• _WHAT IS EXPECTED_: Check each line of the records below for the string "from", then state how many lines contain it, with no other output.
● ● ● ●
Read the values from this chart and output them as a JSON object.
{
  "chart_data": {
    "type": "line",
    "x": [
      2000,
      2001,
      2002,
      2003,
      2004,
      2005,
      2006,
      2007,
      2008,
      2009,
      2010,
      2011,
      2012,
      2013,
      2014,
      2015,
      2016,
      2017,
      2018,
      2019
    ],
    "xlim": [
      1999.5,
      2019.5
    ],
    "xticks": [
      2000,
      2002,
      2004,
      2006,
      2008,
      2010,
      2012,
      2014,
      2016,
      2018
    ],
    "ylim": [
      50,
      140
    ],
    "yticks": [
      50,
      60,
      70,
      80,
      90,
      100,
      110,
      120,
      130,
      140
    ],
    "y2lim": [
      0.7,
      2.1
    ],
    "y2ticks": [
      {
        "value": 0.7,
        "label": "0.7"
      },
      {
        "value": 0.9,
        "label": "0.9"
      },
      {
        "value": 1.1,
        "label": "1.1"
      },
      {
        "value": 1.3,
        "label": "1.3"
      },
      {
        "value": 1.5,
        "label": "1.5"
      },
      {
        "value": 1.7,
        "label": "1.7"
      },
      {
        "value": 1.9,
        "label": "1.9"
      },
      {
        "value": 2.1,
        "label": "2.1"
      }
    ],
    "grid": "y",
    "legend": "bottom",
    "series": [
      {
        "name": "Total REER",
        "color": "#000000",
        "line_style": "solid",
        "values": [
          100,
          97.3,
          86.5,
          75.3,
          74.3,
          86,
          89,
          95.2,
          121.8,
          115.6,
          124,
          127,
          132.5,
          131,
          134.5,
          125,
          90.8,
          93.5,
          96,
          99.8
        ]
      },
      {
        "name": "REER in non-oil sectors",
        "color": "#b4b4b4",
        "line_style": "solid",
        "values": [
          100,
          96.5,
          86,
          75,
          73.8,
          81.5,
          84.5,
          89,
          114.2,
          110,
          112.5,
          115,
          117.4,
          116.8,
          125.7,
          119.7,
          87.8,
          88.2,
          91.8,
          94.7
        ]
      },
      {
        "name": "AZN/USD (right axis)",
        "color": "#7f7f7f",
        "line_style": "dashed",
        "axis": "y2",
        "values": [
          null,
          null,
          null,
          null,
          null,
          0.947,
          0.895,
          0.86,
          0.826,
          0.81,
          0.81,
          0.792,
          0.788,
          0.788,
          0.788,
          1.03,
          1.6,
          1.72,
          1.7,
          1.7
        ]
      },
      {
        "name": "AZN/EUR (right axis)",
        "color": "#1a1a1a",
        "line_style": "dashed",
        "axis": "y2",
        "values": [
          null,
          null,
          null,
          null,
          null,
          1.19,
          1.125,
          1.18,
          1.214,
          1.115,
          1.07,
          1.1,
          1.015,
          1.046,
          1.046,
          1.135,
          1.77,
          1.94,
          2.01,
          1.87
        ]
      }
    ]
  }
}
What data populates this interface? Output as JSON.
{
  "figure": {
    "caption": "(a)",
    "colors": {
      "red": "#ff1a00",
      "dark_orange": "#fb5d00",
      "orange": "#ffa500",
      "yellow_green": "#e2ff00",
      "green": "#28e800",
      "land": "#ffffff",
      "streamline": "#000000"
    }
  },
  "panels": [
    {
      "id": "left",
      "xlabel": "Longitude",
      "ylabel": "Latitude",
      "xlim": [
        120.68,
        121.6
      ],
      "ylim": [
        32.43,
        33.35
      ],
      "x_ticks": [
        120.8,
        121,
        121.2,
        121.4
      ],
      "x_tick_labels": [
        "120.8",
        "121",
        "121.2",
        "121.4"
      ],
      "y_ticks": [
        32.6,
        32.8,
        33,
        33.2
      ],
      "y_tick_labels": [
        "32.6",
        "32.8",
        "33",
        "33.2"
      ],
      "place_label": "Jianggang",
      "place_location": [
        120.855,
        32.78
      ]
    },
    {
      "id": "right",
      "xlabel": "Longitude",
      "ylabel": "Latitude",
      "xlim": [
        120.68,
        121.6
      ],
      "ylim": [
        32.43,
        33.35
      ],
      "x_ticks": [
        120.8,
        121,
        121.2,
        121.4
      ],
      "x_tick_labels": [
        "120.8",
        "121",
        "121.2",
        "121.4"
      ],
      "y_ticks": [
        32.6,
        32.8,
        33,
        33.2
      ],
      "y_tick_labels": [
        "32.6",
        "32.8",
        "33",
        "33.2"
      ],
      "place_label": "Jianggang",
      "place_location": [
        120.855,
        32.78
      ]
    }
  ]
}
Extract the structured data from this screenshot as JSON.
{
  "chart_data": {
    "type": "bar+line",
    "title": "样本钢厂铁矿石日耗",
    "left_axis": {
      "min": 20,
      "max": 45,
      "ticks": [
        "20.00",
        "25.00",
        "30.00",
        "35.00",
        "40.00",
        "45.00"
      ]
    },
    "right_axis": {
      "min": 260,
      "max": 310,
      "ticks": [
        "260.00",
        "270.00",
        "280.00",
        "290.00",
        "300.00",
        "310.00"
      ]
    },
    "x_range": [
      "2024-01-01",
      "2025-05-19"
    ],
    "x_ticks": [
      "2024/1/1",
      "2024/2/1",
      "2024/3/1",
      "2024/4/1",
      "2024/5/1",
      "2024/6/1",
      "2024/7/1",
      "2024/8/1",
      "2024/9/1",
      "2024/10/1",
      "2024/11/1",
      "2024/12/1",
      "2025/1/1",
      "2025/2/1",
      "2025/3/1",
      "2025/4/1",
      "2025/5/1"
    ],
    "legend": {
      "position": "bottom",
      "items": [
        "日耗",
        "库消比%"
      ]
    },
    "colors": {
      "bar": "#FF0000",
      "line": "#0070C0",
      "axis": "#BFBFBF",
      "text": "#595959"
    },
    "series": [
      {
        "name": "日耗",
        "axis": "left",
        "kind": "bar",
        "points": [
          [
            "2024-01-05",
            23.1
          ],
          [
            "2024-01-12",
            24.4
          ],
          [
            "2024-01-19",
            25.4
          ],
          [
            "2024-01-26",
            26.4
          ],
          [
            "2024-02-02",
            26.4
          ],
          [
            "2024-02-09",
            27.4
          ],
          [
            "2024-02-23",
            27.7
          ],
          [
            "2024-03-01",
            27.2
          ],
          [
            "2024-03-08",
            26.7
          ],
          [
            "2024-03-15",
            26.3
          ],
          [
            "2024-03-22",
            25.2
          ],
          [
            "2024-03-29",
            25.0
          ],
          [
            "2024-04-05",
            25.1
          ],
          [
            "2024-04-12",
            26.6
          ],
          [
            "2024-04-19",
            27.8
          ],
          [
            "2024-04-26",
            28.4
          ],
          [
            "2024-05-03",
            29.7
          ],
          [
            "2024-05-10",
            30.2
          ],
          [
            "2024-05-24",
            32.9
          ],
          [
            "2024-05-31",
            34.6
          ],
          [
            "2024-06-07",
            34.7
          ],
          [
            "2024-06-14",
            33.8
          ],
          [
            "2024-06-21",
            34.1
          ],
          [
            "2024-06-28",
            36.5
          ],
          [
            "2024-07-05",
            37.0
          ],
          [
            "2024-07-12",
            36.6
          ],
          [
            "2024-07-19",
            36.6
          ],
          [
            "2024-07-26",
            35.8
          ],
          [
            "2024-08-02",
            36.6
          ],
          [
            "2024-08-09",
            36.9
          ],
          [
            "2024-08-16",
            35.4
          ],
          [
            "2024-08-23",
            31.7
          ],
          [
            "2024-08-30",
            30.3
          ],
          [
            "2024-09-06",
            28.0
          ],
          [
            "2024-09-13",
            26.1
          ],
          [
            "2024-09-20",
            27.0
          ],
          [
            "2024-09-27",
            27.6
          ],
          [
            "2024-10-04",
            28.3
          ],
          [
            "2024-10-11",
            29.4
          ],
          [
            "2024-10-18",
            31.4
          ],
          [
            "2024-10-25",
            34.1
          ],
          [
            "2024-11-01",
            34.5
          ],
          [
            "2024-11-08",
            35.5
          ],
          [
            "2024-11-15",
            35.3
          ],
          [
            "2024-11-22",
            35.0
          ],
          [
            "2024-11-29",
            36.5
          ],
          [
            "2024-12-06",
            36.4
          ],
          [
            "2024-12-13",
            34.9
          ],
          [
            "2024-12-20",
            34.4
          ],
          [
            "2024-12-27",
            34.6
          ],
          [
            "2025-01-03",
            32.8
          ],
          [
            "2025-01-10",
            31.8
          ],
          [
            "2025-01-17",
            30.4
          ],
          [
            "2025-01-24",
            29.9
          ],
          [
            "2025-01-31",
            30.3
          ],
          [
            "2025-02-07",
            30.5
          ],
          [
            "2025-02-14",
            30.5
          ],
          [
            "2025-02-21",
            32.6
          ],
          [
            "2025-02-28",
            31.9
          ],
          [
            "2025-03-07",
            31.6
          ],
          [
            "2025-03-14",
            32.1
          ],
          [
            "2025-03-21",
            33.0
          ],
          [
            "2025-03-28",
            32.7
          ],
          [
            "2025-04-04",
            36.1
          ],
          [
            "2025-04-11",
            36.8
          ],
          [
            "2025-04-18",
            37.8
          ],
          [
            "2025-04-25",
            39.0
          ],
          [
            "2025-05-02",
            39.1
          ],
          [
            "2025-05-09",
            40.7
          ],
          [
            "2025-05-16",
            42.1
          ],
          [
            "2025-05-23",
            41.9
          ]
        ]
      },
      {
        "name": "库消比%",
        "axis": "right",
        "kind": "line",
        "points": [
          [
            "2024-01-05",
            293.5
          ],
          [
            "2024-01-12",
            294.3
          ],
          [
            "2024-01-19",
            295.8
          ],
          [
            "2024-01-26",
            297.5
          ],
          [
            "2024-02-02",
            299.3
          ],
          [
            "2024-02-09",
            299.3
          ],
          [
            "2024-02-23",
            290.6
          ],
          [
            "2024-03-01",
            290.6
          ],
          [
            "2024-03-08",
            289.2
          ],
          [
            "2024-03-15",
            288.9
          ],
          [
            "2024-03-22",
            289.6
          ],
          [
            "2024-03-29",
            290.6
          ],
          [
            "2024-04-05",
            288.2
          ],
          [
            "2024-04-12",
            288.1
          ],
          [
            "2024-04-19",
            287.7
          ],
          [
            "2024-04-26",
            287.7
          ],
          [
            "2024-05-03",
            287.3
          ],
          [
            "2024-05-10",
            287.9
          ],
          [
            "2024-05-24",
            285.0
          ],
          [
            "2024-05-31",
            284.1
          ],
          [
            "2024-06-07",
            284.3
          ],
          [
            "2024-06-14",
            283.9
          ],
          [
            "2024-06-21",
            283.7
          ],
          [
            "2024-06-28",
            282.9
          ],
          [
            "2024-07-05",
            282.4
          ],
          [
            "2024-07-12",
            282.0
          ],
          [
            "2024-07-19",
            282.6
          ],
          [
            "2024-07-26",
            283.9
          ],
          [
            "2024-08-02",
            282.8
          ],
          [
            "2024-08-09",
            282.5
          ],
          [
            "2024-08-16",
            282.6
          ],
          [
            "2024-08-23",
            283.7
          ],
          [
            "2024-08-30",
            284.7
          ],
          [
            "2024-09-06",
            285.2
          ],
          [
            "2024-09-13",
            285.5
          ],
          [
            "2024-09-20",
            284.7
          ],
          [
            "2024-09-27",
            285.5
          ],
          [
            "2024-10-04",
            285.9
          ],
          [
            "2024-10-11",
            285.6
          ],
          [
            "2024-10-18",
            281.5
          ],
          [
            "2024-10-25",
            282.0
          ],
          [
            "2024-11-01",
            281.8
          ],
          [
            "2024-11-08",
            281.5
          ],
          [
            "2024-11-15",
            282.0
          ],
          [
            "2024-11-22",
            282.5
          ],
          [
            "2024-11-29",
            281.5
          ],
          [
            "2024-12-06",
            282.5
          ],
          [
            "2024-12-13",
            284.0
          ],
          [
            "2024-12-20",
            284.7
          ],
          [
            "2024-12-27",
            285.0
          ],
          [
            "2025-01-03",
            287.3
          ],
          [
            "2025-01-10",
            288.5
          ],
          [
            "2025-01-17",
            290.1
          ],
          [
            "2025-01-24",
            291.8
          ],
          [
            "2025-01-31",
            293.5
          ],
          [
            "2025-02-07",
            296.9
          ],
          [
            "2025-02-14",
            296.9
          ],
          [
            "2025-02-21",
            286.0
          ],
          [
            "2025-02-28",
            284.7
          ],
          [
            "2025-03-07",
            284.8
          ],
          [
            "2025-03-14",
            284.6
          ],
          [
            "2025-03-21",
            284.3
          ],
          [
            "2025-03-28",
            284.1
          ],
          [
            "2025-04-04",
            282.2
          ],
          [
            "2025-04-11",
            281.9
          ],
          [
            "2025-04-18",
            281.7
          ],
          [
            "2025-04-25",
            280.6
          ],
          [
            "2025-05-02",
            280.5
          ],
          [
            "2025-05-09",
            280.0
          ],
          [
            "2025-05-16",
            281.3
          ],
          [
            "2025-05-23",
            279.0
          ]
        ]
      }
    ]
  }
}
● ● ● ●
• _SOLUTION_: 2